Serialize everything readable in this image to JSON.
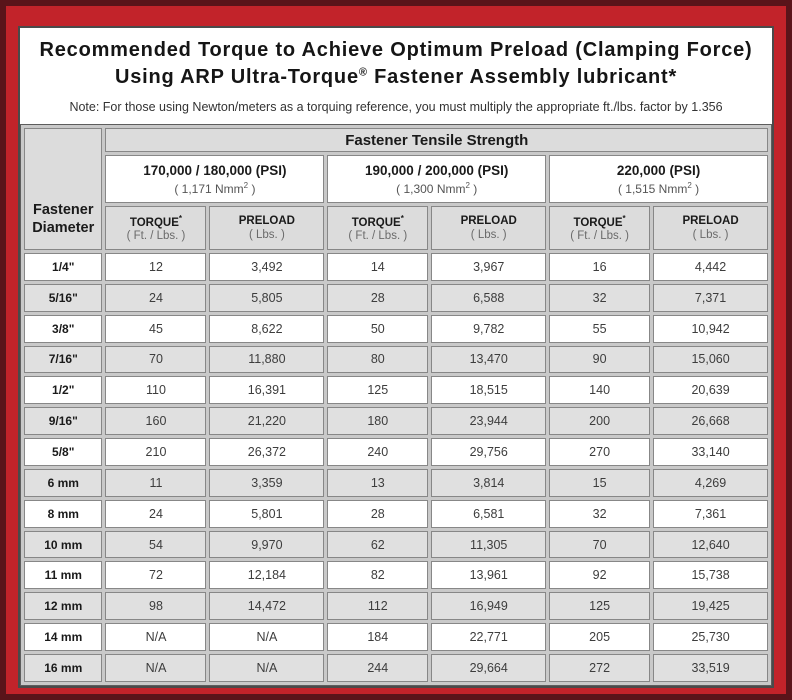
{
  "colors": {
    "frame_outer": "#5a141a",
    "frame_red": "#c2232a",
    "row_alt": "#e0e0e0",
    "header_gray": "#dcdcdc"
  },
  "title": {
    "line1": "Recommended Torque to Achieve Optimum Preload (Clamping Force)",
    "line2_pre": "Using ARP Ultra-Torque",
    "line2_sup": "®",
    "line2_post": " Fastener Assembly lubricant*"
  },
  "note": "Note: For those using Newton/meters as a torquing reference, you must multiply the appropriate ft./lbs. factor by 1.356",
  "table": {
    "corner": {
      "line1": "Fastener",
      "line2": "Diameter"
    },
    "tensile_header": "Fastener Tensile Strength",
    "groups": [
      {
        "psi": "170,000 / 180,000 (PSI)",
        "nmm": "( 1,171 Nmm",
        "nmm_sup": "2",
        "nmm_close": " )"
      },
      {
        "psi": "190,000 / 200,000 (PSI)",
        "nmm": "( 1,300 Nmm",
        "nmm_sup": "2",
        "nmm_close": " )"
      },
      {
        "psi": "220,000 (PSI)",
        "nmm": "( 1,515 Nmm",
        "nmm_sup": "2",
        "nmm_close": " )"
      }
    ],
    "col_headers": {
      "torque_label": "TORQUE",
      "torque_sup": "*",
      "torque_unit": "( Ft. / Lbs. )",
      "preload_label": "PRELOAD",
      "preload_unit": "( Lbs. )"
    },
    "rows": [
      {
        "diameter": "1/4\"",
        "values": [
          "12",
          "3,492",
          "14",
          "3,967",
          "16",
          "4,442"
        ]
      },
      {
        "diameter": "5/16\"",
        "values": [
          "24",
          "5,805",
          "28",
          "6,588",
          "32",
          "7,371"
        ]
      },
      {
        "diameter": "3/8\"",
        "values": [
          "45",
          "8,622",
          "50",
          "9,782",
          "55",
          "10,942"
        ]
      },
      {
        "diameter": "7/16\"",
        "values": [
          "70",
          "11,880",
          "80",
          "13,470",
          "90",
          "15,060"
        ]
      },
      {
        "diameter": "1/2\"",
        "values": [
          "110",
          "16,391",
          "125",
          "18,515",
          "140",
          "20,639"
        ]
      },
      {
        "diameter": "9/16\"",
        "values": [
          "160",
          "21,220",
          "180",
          "23,944",
          "200",
          "26,668"
        ]
      },
      {
        "diameter": "5/8\"",
        "values": [
          "210",
          "26,372",
          "240",
          "29,756",
          "270",
          "33,140"
        ]
      },
      {
        "diameter": "6 mm",
        "values": [
          "11",
          "3,359",
          "13",
          "3,814",
          "15",
          "4,269"
        ]
      },
      {
        "diameter": "8 mm",
        "values": [
          "24",
          "5,801",
          "28",
          "6,581",
          "32",
          "7,361"
        ]
      },
      {
        "diameter": "10 mm",
        "values": [
          "54",
          "9,970",
          "62",
          "11,305",
          "70",
          "12,640"
        ]
      },
      {
        "diameter": "11 mm",
        "values": [
          "72",
          "12,184",
          "82",
          "13,961",
          "92",
          "15,738"
        ]
      },
      {
        "diameter": "12 mm",
        "values": [
          "98",
          "14,472",
          "112",
          "16,949",
          "125",
          "19,425"
        ]
      },
      {
        "diameter": "14 mm",
        "values": [
          "N/A",
          "N/A",
          "184",
          "22,771",
          "205",
          "25,730"
        ]
      },
      {
        "diameter": "16 mm",
        "values": [
          "N/A",
          "N/A",
          "244",
          "29,664",
          "272",
          "33,519"
        ]
      }
    ]
  }
}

● **Written problem**: Leaving the pictures aside, transcribe the entire listing exactly.

● **Complete output**:
Serialize everything readable in this image to JSON.
{
  "colors": {
    "frame_outer": "#5a141a",
    "frame_red": "#c2232a",
    "row_alt": "#e0e0e0",
    "header_gray": "#dcdcdc"
  },
  "title": {
    "line1": "Recommended Torque to Achieve Optimum Preload (Clamping Force)",
    "line2_pre": "Using ARP Ultra-Torque",
    "line2_sup": "®",
    "line2_post": " Fastener Assembly lubricant*"
  },
  "note": "Note: For those using Newton/meters as a torquing reference, you must multiply the appropriate ft./lbs. factor by 1.356",
  "table": {
    "corner": {
      "line1": "Fastener",
      "line2": "Diameter"
    },
    "tensile_header": "Fastener Tensile Strength",
    "groups": [
      {
        "psi": "170,000 / 180,000 (PSI)",
        "nmm": "( 1,171 Nmm",
        "nmm_sup": "2",
        "nmm_close": " )"
      },
      {
        "psi": "190,000 / 200,000 (PSI)",
        "nmm": "( 1,300 Nmm",
        "nmm_sup": "2",
        "nmm_close": " )"
      },
      {
        "psi": "220,000 (PSI)",
        "nmm": "( 1,515 Nmm",
        "nmm_sup": "2",
        "nmm_close": " )"
      }
    ],
    "col_headers": {
      "torque_label": "TORQUE",
      "torque_sup": "*",
      "torque_unit": "( Ft. / Lbs. )",
      "preload_label": "PRELOAD",
      "preload_unit": "( Lbs. )"
    },
    "rows": [
      {
        "diameter": "1/4\"",
        "values": [
          "12",
          "3,492",
          "14",
          "3,967",
          "16",
          "4,442"
        ]
      },
      {
        "diameter": "5/16\"",
        "values": [
          "24",
          "5,805",
          "28",
          "6,588",
          "32",
          "7,371"
        ]
      },
      {
        "diameter": "3/8\"",
        "values": [
          "45",
          "8,622",
          "50",
          "9,782",
          "55",
          "10,942"
        ]
      },
      {
        "diameter": "7/16\"",
        "values": [
          "70",
          "11,880",
          "80",
          "13,470",
          "90",
          "15,060"
        ]
      },
      {
        "diameter": "1/2\"",
        "values": [
          "110",
          "16,391",
          "125",
          "18,515",
          "140",
          "20,639"
        ]
      },
      {
        "diameter": "9/16\"",
        "values": [
          "160",
          "21,220",
          "180",
          "23,944",
          "200",
          "26,668"
        ]
      },
      {
        "diameter": "5/8\"",
        "values": [
          "210",
          "26,372",
          "240",
          "29,756",
          "270",
          "33,140"
        ]
      },
      {
        "diameter": "6 mm",
        "values": [
          "11",
          "3,359",
          "13",
          "3,814",
          "15",
          "4,269"
        ]
      },
      {
        "diameter": "8 mm",
        "values": [
          "24",
          "5,801",
          "28",
          "6,581",
          "32",
          "7,361"
        ]
      },
      {
        "diameter": "10 mm",
        "values": [
          "54",
          "9,970",
          "62",
          "11,305",
          "70",
          "12,640"
        ]
      },
      {
        "diameter": "11 mm",
        "values": [
          "72",
          "12,184",
          "82",
          "13,961",
          "92",
          "15,738"
        ]
      },
      {
        "diameter": "12 mm",
        "values": [
          "98",
          "14,472",
          "112",
          "16,949",
          "125",
          "19,425"
        ]
      },
      {
        "diameter": "14 mm",
        "values": [
          "N/A",
          "N/A",
          "184",
          "22,771",
          "205",
          "25,730"
        ]
      },
      {
        "diameter": "16 mm",
        "values": [
          "N/A",
          "N/A",
          "244",
          "29,664",
          "272",
          "33,519"
        ]
      }
    ]
  }
}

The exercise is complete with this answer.